(A block of data)
* * *

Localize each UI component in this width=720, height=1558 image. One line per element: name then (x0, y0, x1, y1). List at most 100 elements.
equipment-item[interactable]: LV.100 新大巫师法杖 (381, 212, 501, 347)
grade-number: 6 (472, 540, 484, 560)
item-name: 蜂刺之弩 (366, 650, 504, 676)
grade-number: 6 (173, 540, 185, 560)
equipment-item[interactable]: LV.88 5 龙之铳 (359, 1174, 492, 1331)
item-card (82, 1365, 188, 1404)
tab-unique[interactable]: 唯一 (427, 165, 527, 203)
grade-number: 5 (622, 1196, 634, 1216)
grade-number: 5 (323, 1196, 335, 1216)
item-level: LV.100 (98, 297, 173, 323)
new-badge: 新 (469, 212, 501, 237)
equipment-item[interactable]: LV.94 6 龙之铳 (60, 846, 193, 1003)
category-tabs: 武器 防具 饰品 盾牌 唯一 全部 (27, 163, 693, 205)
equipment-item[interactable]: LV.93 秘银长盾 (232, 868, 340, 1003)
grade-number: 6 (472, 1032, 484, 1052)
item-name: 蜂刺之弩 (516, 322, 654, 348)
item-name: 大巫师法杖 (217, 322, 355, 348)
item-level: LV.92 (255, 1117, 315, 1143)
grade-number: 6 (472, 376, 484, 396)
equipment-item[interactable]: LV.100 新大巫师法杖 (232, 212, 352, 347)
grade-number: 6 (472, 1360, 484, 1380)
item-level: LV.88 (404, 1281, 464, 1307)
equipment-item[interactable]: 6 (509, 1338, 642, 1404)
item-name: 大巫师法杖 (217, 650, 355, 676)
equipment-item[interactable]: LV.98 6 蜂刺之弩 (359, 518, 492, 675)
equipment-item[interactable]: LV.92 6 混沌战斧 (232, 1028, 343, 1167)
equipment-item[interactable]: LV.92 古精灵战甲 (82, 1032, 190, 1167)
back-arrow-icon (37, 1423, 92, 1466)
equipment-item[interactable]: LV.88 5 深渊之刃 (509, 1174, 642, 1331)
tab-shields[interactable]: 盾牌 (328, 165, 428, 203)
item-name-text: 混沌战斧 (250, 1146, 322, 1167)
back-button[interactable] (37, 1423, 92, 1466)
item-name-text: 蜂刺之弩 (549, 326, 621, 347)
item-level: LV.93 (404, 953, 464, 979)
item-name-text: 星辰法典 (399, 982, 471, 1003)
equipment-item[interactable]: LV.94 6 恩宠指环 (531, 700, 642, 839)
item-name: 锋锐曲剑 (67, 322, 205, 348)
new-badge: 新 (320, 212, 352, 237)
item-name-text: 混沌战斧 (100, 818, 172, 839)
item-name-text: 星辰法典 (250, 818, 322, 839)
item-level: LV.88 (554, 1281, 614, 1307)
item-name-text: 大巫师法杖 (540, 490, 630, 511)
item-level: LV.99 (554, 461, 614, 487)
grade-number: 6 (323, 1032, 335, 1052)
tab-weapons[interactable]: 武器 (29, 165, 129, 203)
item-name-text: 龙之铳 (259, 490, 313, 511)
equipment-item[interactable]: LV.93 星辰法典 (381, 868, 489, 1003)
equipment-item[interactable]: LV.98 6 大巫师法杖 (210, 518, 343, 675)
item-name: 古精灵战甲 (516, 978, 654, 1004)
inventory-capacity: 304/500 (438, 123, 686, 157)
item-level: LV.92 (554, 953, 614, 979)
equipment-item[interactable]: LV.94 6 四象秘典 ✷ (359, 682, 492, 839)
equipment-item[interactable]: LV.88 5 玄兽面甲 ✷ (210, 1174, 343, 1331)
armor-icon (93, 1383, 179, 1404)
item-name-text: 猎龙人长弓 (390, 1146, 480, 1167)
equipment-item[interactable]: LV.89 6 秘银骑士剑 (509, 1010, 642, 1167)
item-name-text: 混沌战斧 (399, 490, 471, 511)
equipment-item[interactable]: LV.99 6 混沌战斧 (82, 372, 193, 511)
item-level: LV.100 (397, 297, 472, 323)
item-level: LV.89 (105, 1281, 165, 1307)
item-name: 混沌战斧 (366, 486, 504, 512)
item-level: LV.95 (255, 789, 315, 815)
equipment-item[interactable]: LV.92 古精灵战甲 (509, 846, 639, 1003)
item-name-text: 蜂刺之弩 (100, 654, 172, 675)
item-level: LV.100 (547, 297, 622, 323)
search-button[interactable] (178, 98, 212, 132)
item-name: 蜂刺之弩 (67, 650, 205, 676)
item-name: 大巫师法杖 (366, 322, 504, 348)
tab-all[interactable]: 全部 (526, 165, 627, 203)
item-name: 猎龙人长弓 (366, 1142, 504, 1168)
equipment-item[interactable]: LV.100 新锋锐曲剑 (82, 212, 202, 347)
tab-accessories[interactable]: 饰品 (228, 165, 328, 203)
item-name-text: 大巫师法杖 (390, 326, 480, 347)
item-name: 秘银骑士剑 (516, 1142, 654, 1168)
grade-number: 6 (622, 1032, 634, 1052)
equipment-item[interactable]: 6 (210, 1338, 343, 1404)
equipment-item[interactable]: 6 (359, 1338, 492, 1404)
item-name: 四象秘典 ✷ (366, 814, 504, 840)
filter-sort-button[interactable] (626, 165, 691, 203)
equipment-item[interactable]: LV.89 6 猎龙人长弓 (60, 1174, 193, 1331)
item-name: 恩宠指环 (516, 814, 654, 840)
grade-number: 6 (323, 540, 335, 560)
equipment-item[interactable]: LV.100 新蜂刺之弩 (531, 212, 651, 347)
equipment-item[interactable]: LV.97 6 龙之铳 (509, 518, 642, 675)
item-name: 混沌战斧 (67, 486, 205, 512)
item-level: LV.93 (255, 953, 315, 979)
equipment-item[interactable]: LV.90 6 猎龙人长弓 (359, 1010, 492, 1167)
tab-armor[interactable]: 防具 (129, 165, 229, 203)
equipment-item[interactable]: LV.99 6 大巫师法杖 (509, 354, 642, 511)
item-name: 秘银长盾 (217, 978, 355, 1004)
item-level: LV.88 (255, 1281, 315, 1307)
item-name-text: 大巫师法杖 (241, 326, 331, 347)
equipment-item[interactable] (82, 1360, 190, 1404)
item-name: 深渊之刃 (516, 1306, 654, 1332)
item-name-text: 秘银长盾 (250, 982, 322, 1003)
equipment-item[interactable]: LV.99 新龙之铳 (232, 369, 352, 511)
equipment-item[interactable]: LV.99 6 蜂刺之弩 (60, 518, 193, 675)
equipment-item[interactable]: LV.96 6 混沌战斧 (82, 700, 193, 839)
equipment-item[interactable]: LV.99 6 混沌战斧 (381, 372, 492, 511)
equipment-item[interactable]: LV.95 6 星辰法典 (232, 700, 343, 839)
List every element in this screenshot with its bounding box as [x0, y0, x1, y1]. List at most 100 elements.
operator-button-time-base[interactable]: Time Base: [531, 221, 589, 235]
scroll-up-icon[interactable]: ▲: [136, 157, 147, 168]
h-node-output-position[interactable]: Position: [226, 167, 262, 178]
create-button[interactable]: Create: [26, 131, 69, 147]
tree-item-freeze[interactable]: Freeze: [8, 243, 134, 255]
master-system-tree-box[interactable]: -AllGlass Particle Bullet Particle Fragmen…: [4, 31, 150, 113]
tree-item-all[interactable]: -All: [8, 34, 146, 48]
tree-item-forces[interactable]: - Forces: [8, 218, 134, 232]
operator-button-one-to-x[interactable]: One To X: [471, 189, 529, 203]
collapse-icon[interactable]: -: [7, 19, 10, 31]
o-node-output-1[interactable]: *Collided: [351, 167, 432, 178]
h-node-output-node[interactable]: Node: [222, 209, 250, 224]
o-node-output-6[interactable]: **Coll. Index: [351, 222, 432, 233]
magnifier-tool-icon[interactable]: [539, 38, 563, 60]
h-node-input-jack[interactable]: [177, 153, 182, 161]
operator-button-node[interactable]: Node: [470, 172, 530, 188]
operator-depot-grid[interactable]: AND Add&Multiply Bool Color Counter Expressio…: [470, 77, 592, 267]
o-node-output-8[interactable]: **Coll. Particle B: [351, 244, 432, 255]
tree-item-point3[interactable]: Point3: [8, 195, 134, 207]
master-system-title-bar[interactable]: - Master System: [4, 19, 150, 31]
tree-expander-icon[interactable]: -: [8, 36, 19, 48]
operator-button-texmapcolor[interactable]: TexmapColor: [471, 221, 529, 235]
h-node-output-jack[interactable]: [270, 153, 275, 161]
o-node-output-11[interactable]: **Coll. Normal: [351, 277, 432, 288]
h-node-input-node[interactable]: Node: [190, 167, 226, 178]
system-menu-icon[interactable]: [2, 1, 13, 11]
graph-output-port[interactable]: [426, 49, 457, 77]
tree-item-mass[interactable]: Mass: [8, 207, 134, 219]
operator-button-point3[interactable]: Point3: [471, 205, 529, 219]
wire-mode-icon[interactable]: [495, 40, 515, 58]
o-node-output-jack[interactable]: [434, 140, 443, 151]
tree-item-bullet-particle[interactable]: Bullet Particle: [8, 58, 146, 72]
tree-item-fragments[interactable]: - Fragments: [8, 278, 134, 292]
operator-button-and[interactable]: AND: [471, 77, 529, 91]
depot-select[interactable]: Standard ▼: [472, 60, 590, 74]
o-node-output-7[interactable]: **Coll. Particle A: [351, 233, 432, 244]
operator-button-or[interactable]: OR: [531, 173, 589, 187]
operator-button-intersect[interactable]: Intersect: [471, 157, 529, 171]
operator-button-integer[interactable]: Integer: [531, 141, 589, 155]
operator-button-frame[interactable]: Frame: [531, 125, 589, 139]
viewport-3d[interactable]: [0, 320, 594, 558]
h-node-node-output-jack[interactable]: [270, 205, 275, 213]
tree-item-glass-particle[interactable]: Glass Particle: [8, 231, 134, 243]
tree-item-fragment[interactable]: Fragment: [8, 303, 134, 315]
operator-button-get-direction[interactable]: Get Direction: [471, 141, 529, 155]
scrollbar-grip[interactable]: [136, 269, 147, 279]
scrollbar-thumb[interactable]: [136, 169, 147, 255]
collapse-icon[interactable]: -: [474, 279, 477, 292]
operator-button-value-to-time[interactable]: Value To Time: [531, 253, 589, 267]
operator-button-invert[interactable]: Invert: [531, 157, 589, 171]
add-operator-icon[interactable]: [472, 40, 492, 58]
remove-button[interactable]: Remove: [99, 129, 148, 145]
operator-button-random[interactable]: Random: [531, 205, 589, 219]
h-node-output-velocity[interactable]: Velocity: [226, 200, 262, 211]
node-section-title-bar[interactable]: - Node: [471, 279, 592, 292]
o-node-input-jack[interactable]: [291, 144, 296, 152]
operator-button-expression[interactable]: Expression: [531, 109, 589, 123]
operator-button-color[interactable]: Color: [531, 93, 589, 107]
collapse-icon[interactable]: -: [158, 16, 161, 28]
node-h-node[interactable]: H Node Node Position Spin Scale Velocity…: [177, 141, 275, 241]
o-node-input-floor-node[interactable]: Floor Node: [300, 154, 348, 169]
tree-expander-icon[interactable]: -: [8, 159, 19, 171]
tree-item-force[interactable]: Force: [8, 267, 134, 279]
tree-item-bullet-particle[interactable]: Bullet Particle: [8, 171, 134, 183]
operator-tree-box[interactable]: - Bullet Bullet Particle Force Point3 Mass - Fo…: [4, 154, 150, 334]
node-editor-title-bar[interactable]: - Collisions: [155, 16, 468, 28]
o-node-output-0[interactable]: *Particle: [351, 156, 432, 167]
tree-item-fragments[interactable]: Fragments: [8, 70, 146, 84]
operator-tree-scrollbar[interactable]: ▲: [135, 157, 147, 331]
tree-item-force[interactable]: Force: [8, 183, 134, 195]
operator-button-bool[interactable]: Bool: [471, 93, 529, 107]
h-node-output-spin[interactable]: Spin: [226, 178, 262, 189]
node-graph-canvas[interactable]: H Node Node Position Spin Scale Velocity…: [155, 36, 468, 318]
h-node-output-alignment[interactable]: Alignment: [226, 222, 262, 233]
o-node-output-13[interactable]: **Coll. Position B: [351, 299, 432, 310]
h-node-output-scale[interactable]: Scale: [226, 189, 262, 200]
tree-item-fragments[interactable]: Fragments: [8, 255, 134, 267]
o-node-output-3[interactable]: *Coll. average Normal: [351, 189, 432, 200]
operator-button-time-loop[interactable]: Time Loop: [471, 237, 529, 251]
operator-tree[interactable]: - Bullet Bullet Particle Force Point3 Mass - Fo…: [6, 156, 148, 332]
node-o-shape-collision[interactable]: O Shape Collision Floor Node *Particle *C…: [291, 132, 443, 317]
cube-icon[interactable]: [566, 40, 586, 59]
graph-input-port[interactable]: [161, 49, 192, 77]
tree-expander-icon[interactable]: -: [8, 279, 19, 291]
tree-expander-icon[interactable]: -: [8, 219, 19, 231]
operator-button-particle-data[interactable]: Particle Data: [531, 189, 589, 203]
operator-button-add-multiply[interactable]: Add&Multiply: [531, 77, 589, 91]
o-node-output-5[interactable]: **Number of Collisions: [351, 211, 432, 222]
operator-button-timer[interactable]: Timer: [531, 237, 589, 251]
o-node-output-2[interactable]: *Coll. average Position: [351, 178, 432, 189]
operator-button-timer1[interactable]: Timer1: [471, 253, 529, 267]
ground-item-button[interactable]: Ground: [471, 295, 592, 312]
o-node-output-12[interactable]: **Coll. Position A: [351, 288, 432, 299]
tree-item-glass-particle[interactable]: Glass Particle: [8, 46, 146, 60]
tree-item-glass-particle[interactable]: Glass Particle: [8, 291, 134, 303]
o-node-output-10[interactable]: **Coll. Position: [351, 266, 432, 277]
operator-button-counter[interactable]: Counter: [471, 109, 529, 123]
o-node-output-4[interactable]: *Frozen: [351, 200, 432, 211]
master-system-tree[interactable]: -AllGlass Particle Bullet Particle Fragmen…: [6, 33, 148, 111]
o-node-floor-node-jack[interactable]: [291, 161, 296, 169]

* * *

Exercise objective: Arrange the lines from the start of the block through the line containing "item-card (82, 1365, 188, 1404)" as a numbered list, omitting any blank lines.

Correct answer:
1. Localize each UI component in this width=720, height=1558 image. One line per element: name then (x0, y0, x1, y1). List at most 100 elements.
2. equipment-item[interactable]: LV.100 新大巫师法杖 (381, 212, 501, 347)
3. grade-number: 6 (472, 540, 484, 560)
4. item-name: 蜂刺之弩 (366, 650, 504, 676)
5. grade-number: 6 (173, 540, 185, 560)
6. equipment-item[interactable]: LV.88 5 龙之铳 (359, 1174, 492, 1331)
7. item-card (82, 1365, 188, 1404)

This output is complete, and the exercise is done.